What is required: Make an exact copy of all the material below, apart from the pictures.

━━━ Material for this task ━━━

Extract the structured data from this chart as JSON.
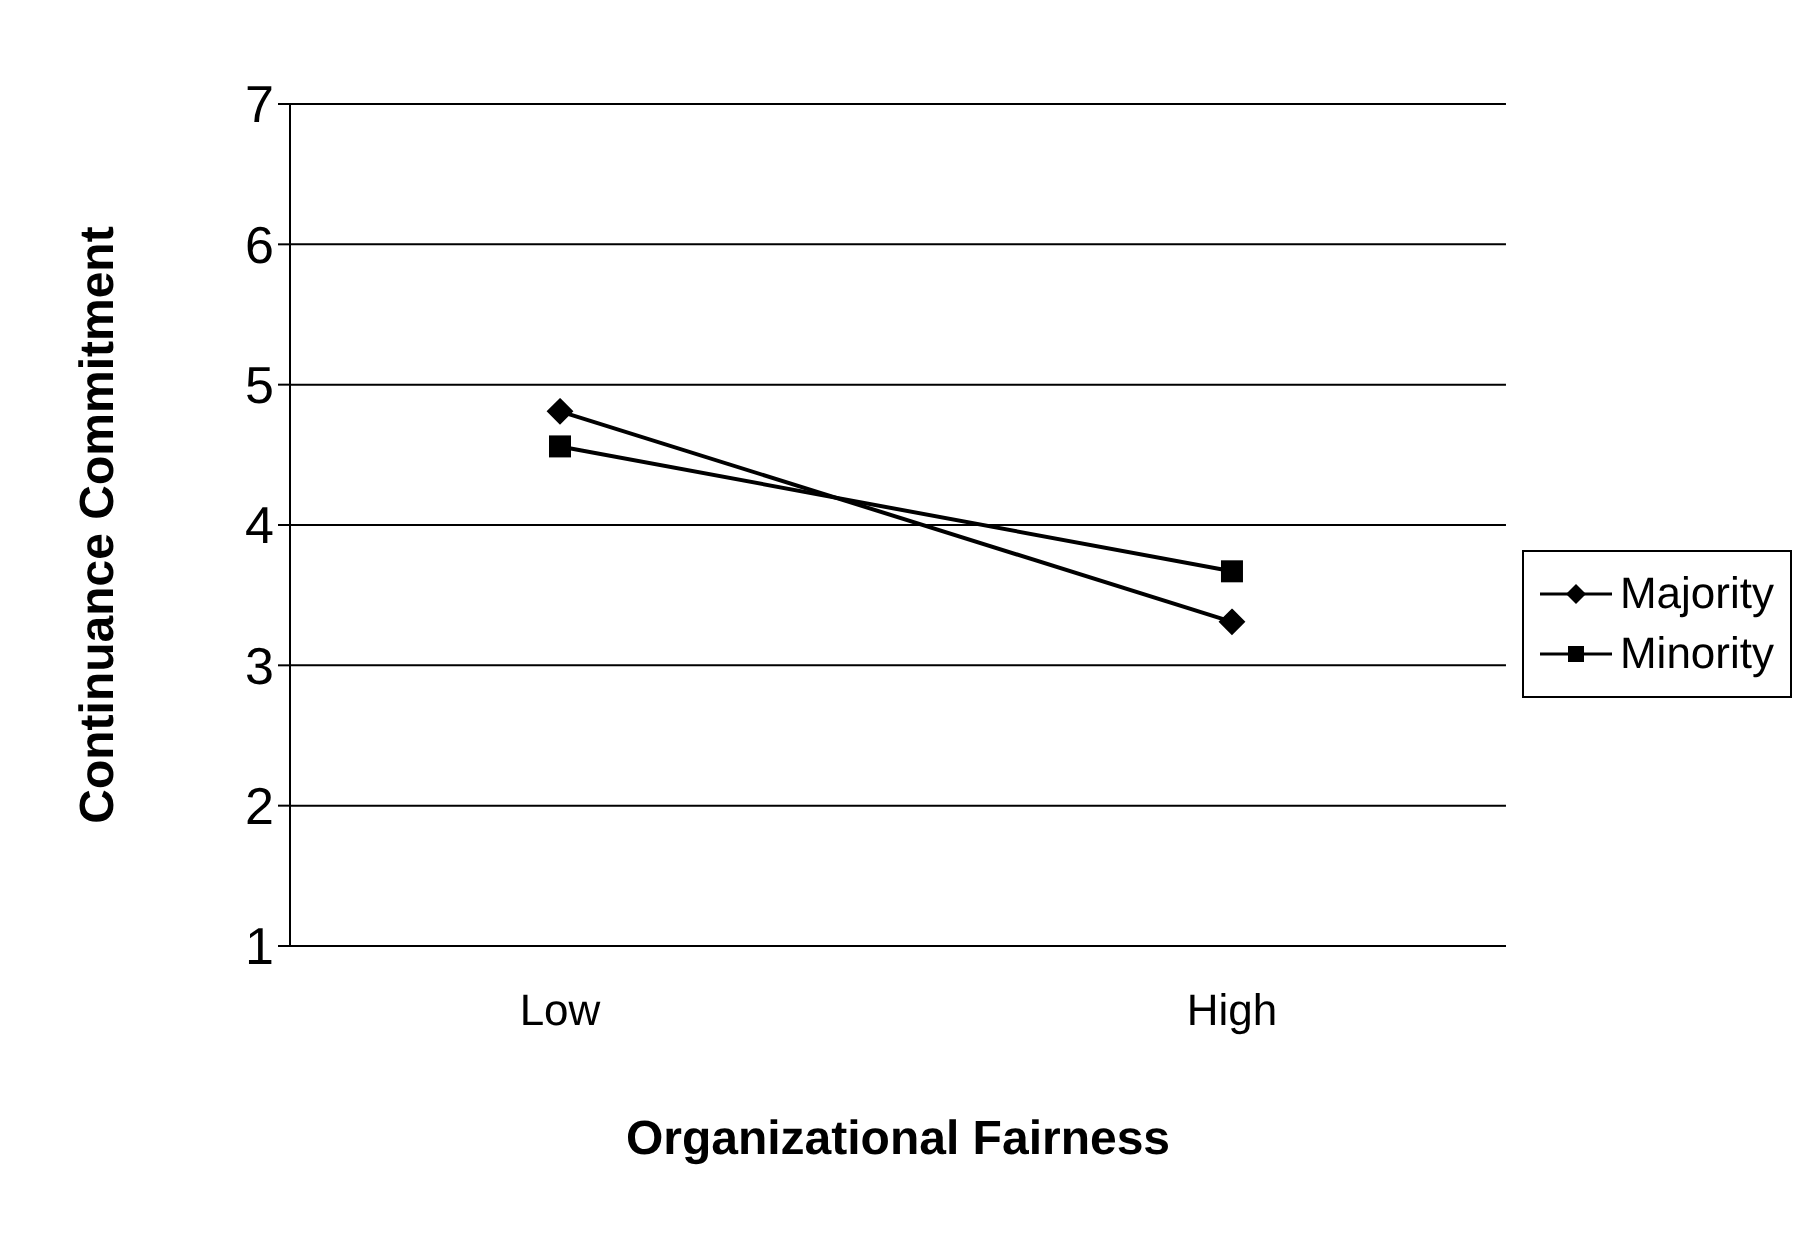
{
  "chart_data": {
    "type": "line",
    "xlabel": "Organizational Fairness",
    "ylabel": "Continuance Commitment",
    "categories": [
      "Low",
      "High"
    ],
    "series": [
      {
        "name": "Majority",
        "color": "#000000",
        "marker": "diamond",
        "values": [
          4.81,
          3.31
        ]
      },
      {
        "name": "Minority",
        "color": "#000000",
        "marker": "square",
        "values": [
          4.56,
          3.67
        ]
      }
    ],
    "ylim": [
      1,
      7
    ],
    "yticks": [
      1,
      2,
      3,
      4,
      5,
      6,
      7
    ],
    "grid": "y",
    "legend": "right",
    "line_style": "solid"
  }
}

━━━

Complete answer:
Extract the structured data from this chart as JSON.
{
  "chart_data": {
    "type": "line",
    "xlabel": "Organizational Fairness",
    "ylabel": "Continuance Commitment",
    "categories": [
      "Low",
      "High"
    ],
    "series": [
      {
        "name": "Majority",
        "color": "#000000",
        "marker": "diamond",
        "values": [
          4.81,
          3.31
        ]
      },
      {
        "name": "Minority",
        "color": "#000000",
        "marker": "square",
        "values": [
          4.56,
          3.67
        ]
      }
    ],
    "ylim": [
      1,
      7
    ],
    "yticks": [
      1,
      2,
      3,
      4,
      5,
      6,
      7
    ],
    "grid": "y",
    "legend": "right",
    "line_style": "solid"
  }
}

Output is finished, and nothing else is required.